[Start of EXCERPTED DATA]

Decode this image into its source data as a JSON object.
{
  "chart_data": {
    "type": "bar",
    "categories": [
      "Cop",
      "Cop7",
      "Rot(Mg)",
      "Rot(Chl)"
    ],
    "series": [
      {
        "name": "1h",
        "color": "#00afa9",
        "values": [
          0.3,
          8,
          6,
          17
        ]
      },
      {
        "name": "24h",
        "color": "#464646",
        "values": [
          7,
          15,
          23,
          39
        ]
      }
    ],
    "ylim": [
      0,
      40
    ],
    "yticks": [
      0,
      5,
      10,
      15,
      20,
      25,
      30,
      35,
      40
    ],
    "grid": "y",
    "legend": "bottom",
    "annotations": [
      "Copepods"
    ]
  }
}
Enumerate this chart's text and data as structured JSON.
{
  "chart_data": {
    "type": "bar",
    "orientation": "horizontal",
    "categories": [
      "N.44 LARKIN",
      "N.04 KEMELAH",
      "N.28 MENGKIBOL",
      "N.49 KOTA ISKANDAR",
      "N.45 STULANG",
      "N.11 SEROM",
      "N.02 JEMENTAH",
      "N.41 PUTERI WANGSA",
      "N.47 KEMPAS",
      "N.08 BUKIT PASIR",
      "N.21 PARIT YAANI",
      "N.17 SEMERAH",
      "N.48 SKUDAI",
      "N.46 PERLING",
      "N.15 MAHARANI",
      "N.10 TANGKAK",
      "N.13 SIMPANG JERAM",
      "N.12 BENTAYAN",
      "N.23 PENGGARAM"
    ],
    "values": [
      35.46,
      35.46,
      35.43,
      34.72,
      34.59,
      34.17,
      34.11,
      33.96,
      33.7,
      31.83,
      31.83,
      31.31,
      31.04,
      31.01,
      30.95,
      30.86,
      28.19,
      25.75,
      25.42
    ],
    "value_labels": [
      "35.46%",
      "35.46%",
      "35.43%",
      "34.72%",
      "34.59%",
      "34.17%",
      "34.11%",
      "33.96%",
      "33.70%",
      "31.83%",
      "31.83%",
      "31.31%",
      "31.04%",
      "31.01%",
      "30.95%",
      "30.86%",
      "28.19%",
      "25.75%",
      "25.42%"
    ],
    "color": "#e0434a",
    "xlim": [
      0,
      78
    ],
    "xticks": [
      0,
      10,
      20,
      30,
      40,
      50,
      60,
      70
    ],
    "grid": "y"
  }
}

[End of EXCERPTED DATA]

» **EXERCISE TASK**: Reproduce each line verbatim.

» **WORKED SOLUTION**:
Decode this image into its source data as a JSON object.
{
  "chart_data": {
    "type": "bar",
    "categories": [
      "Cop",
      "Cop7",
      "Rot(Mg)",
      "Rot(Chl)"
    ],
    "series": [
      {
        "name": "1h",
        "color": "#00afa9",
        "values": [
          0.3,
          8,
          6,
          17
        ]
      },
      {
        "name": "24h",
        "color": "#464646",
        "values": [
          7,
          15,
          23,
          39
        ]
      }
    ],
    "ylim": [
      0,
      40
    ],
    "yticks": [
      0,
      5,
      10,
      15,
      20,
      25,
      30,
      35,
      40
    ],
    "grid": "y",
    "legend": "bottom",
    "annotations": [
      "Copepods"
    ]
  }
}
Enumerate this chart's text and data as structured JSON.
{
  "chart_data": {
    "type": "bar",
    "orientation": "horizontal",
    "categories": [
      "N.44 LARKIN",
      "N.04 KEMELAH",
      "N.28 MENGKIBOL",
      "N.49 KOTA ISKANDAR",
      "N.45 STULANG",
      "N.11 SEROM",
      "N.02 JEMENTAH",
      "N.41 PUTERI WANGSA",
      "N.47 KEMPAS",
      "N.08 BUKIT PASIR",
      "N.21 PARIT YAANI",
      "N.17 SEMERAH",
      "N.48 SKUDAI",
      "N.46 PERLING",
      "N.15 MAHARANI",
      "N.10 TANGKAK",
      "N.13 SIMPANG JERAM",
      "N.12 BENTAYAN",
      "N.23 PENGGARAM"
    ],
    "values": [
      35.46,
      35.46,
      35.43,
      34.72,
      34.59,
      34.17,
      34.11,
      33.96,
      33.7,
      31.83,
      31.83,
      31.31,
      31.04,
      31.01,
      30.95,
      30.86,
      28.19,
      25.75,
      25.42
    ],
    "value_labels": [
      "35.46%",
      "35.46%",
      "35.43%",
      "34.72%",
      "34.59%",
      "34.17%",
      "34.11%",
      "33.96%",
      "33.70%",
      "31.83%",
      "31.83%",
      "31.31%",
      "31.04%",
      "31.01%",
      "30.95%",
      "30.86%",
      "28.19%",
      "25.75%",
      "25.42%"
    ],
    "color": "#e0434a",
    "xlim": [
      0,
      78
    ],
    "xticks": [
      0,
      10,
      20,
      30,
      40,
      50,
      60,
      70
    ],
    "grid": "y"
  }
}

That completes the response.